Given task: Reproduce the complete listing without any deviation.

Listed records:
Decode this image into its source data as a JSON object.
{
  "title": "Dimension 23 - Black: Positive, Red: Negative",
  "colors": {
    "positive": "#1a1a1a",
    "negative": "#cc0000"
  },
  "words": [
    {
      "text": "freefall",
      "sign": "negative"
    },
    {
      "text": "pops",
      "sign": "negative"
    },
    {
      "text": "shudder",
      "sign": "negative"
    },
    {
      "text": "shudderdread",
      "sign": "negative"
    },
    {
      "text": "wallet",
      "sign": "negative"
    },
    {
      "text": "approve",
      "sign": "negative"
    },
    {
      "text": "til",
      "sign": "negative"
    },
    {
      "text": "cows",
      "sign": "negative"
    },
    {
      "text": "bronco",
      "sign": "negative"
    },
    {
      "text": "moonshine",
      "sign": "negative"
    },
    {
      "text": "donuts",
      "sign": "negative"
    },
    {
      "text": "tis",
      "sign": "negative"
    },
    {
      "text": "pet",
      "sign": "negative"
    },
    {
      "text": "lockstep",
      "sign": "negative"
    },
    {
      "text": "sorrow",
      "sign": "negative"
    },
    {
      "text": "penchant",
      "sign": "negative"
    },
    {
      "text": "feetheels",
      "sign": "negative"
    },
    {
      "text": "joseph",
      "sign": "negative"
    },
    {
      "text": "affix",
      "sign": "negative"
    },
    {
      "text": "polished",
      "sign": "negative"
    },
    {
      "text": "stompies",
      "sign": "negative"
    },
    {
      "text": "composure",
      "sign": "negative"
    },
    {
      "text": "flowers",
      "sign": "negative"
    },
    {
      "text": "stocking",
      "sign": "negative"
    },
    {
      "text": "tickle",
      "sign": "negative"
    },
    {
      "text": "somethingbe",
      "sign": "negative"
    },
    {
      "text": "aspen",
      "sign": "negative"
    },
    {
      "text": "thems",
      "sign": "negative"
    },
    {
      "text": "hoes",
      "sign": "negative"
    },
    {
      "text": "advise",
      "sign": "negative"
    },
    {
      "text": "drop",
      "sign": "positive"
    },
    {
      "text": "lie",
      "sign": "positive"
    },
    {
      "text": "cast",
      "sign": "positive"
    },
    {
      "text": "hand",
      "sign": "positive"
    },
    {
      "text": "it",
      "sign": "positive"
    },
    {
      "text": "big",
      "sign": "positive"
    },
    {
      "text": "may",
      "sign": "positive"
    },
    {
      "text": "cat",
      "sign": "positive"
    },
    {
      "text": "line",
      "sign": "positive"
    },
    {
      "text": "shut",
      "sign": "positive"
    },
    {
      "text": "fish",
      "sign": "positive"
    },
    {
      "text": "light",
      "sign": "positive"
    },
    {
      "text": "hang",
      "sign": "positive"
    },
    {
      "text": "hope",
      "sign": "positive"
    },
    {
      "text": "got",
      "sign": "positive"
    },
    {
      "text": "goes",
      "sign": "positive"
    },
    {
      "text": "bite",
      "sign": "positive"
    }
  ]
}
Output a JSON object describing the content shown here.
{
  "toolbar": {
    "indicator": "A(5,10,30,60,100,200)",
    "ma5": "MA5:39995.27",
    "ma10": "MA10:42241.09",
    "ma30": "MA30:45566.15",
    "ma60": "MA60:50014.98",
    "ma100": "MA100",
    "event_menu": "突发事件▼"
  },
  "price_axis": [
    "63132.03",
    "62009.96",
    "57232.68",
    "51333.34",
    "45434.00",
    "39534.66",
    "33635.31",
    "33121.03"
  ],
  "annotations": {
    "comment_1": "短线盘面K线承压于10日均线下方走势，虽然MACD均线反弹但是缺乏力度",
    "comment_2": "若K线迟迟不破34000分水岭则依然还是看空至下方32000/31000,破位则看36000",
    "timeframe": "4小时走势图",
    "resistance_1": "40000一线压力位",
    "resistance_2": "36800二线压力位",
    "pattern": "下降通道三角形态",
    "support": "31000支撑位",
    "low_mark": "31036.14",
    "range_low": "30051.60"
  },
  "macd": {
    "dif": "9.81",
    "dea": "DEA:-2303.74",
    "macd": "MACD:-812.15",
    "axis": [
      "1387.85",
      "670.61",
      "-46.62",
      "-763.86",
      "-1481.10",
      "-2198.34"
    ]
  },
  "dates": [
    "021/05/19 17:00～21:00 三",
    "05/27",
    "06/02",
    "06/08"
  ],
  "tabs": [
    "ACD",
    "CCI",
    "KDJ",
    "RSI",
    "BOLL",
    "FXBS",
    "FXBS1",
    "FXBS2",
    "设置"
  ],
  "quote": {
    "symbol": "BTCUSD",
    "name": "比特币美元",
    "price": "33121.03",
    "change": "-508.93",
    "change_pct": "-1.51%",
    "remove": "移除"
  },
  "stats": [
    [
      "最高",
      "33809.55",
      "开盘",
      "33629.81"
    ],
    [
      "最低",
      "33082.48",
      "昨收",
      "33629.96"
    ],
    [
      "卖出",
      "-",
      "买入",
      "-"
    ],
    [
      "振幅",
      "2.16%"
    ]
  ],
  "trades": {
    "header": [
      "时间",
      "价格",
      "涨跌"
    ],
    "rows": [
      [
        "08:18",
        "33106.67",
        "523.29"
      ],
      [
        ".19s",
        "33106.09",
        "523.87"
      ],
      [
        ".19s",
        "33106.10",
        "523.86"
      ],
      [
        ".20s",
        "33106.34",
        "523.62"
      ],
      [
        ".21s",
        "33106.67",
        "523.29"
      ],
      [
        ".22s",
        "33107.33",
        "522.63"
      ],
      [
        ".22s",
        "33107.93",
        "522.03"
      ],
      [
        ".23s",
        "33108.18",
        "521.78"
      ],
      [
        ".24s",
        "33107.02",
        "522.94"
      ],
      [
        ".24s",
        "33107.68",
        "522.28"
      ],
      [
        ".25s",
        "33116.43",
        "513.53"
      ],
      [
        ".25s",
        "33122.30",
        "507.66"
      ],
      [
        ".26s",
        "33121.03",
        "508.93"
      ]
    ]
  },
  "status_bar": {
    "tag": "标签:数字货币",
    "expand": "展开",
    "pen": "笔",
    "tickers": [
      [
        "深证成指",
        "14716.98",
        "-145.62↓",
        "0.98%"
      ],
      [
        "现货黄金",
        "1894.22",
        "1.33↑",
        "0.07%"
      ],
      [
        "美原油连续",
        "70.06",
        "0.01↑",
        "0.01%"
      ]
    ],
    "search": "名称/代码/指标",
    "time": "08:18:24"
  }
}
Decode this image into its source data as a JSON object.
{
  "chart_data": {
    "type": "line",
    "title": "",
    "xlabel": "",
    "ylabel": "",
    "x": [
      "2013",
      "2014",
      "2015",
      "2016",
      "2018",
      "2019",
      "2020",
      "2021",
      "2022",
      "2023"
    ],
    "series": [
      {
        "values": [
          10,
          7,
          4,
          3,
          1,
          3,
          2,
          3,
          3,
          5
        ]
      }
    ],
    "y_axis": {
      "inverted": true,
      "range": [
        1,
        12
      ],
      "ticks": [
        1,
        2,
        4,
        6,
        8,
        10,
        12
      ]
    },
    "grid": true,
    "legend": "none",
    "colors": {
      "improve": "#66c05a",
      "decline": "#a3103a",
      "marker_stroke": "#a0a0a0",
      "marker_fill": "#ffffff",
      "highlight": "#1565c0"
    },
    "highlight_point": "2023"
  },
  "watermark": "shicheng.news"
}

Final result:
Decode this image into its source data as a JSON object.
{
  "title": "Dimension 23 - Black: Positive, Red: Negative",
  "colors": {
    "positive": "#1a1a1a",
    "negative": "#cc0000"
  },
  "words": [
    {
      "text": "freefall",
      "sign": "negative"
    },
    {
      "text": "pops",
      "sign": "negative"
    },
    {
      "text": "shudder",
      "sign": "negative"
    },
    {
      "text": "shudderdread",
      "sign": "negative"
    },
    {
      "text": "wallet",
      "sign": "negative"
    },
    {
      "text": "approve",
      "sign": "negative"
    },
    {
      "text": "til",
      "sign": "negative"
    },
    {
      "text": "cows",
      "sign": "negative"
    },
    {
      "text": "bronco",
      "sign": "negative"
    },
    {
      "text": "moonshine",
      "sign": "negative"
    },
    {
      "text": "donuts",
      "sign": "negative"
    },
    {
      "text": "tis",
      "sign": "negative"
    },
    {
      "text": "pet",
      "sign": "negative"
    },
    {
      "text": "lockstep",
      "sign": "negative"
    },
    {
      "text": "sorrow",
      "sign": "negative"
    },
    {
      "text": "penchant",
      "sign": "negative"
    },
    {
      "text": "feetheels",
      "sign": "negative"
    },
    {
      "text": "joseph",
      "sign": "negative"
    },
    {
      "text": "affix",
      "sign": "negative"
    },
    {
      "text": "polished",
      "sign": "negative"
    },
    {
      "text": "stompies",
      "sign": "negative"
    },
    {
      "text": "composure",
      "sign": "negative"
    },
    {
      "text": "flowers",
      "sign": "negative"
    },
    {
      "text": "stocking",
      "sign": "negative"
    },
    {
      "text": "tickle",
      "sign": "negative"
    },
    {
      "text": "somethingbe",
      "sign": "negative"
    },
    {
      "text": "aspen",
      "sign": "negative"
    },
    {
      "text": "thems",
      "sign": "negative"
    },
    {
      "text": "hoes",
      "sign": "negative"
    },
    {
      "text": "advise",
      "sign": "negative"
    },
    {
      "text": "drop",
      "sign": "positive"
    },
    {
      "text": "lie",
      "sign": "positive"
    },
    {
      "text": "cast",
      "sign": "positive"
    },
    {
      "text": "hand",
      "sign": "positive"
    },
    {
      "text": "it",
      "sign": "positive"
    },
    {
      "text": "big",
      "sign": "positive"
    },
    {
      "text": "may",
      "sign": "positive"
    },
    {
      "text": "cat",
      "sign": "positive"
    },
    {
      "text": "line",
      "sign": "positive"
    },
    {
      "text": "shut",
      "sign": "positive"
    },
    {
      "text": "fish",
      "sign": "positive"
    },
    {
      "text": "light",
      "sign": "positive"
    },
    {
      "text": "hang",
      "sign": "positive"
    },
    {
      "text": "hope",
      "sign": "positive"
    },
    {
      "text": "got",
      "sign": "positive"
    },
    {
      "text": "goes",
      "sign": "positive"
    },
    {
      "text": "bite",
      "sign": "positive"
    }
  ]
}
Output a JSON object describing the content shown here.
{
  "toolbar": {
    "indicator": "A(5,10,30,60,100,200)",
    "ma5": "MA5:39995.27",
    "ma10": "MA10:42241.09",
    "ma30": "MA30:45566.15",
    "ma60": "MA60:50014.98",
    "ma100": "MA100",
    "event_menu": "突发事件▼"
  },
  "price_axis": [
    "63132.03",
    "62009.96",
    "57232.68",
    "51333.34",
    "45434.00",
    "39534.66",
    "33635.31",
    "33121.03"
  ],
  "annotations": {
    "comment_1": "短线盘面K线承压于10日均线下方走势，虽然MACD均线反弹但是缺乏力度",
    "comment_2": "若K线迟迟不破34000分水岭则依然还是看空至下方32000/31000,破位则看36000",
    "timeframe": "4小时走势图",
    "resistance_1": "40000一线压力位",
    "resistance_2": "36800二线压力位",
    "pattern": "下降通道三角形态",
    "support": "31000支撑位",
    "low_mark": "31036.14",
    "range_low": "30051.60"
  },
  "macd": {
    "dif": "9.81",
    "dea": "DEA:-2303.74",
    "macd": "MACD:-812.15",
    "axis": [
      "1387.85",
      "670.61",
      "-46.62",
      "-763.86",
      "-1481.10",
      "-2198.34"
    ]
  },
  "dates": [
    "021/05/19 17:00～21:00 三",
    "05/27",
    "06/02",
    "06/08"
  ],
  "tabs": [
    "ACD",
    "CCI",
    "KDJ",
    "RSI",
    "BOLL",
    "FXBS",
    "FXBS1",
    "FXBS2",
    "设置"
  ],
  "quote": {
    "symbol": "BTCUSD",
    "name": "比特币美元",
    "price": "33121.03",
    "change": "-508.93",
    "change_pct": "-1.51%",
    "remove": "移除"
  },
  "stats": [
    [
      "最高",
      "33809.55",
      "开盘",
      "33629.81"
    ],
    [
      "最低",
      "33082.48",
      "昨收",
      "33629.96"
    ],
    [
      "卖出",
      "-",
      "买入",
      "-"
    ],
    [
      "振幅",
      "2.16%"
    ]
  ],
  "trades": {
    "header": [
      "时间",
      "价格",
      "涨跌"
    ],
    "rows": [
      [
        "08:18",
        "33106.67",
        "523.29"
      ],
      [
        ".19s",
        "33106.09",
        "523.87"
      ],
      [
        ".19s",
        "33106.10",
        "523.86"
      ],
      [
        ".20s",
        "33106.34",
        "523.62"
      ],
      [
        ".21s",
        "33106.67",
        "523.29"
      ],
      [
        ".22s",
        "33107.33",
        "522.63"
      ],
      [
        ".22s",
        "33107.93",
        "522.03"
      ],
      [
        ".23s",
        "33108.18",
        "521.78"
      ],
      [
        ".24s",
        "33107.02",
        "522.94"
      ],
      [
        ".24s",
        "33107.68",
        "522.28"
      ],
      [
        ".25s",
        "33116.43",
        "513.53"
      ],
      [
        ".25s",
        "33122.30",
        "507.66"
      ],
      [
        ".26s",
        "33121.03",
        "508.93"
      ]
    ]
  },
  "status_bar": {
    "tag": "标签:数字货币",
    "expand": "展开",
    "pen": "笔",
    "tickers": [
      [
        "深证成指",
        "14716.98",
        "-145.62↓",
        "0.98%"
      ],
      [
        "现货黄金",
        "1894.22",
        "1.33↑",
        "0.07%"
      ],
      [
        "美原油连续",
        "70.06",
        "0.01↑",
        "0.01%"
      ]
    ],
    "search": "名称/代码/指标",
    "time": "08:18:24"
  }
}
Decode this image into its source data as a JSON object.
{
  "chart_data": {
    "type": "line",
    "title": "",
    "xlabel": "",
    "ylabel": "",
    "x": [
      "2013",
      "2014",
      "2015",
      "2016",
      "2018",
      "2019",
      "2020",
      "2021",
      "2022",
      "2023"
    ],
    "series": [
      {
        "values": [
          10,
          7,
          4,
          3,
          1,
          3,
          2,
          3,
          3,
          5
        ]
      }
    ],
    "y_axis": {
      "inverted": true,
      "range": [
        1,
        12
      ],
      "ticks": [
        1,
        2,
        4,
        6,
        8,
        10,
        12
      ]
    },
    "grid": true,
    "legend": "none",
    "colors": {
      "improve": "#66c05a",
      "decline": "#a3103a",
      "marker_stroke": "#a0a0a0",
      "marker_fill": "#ffffff",
      "highlight": "#1565c0"
    },
    "highlight_point": "2023"
  },
  "watermark": "shicheng.news"
}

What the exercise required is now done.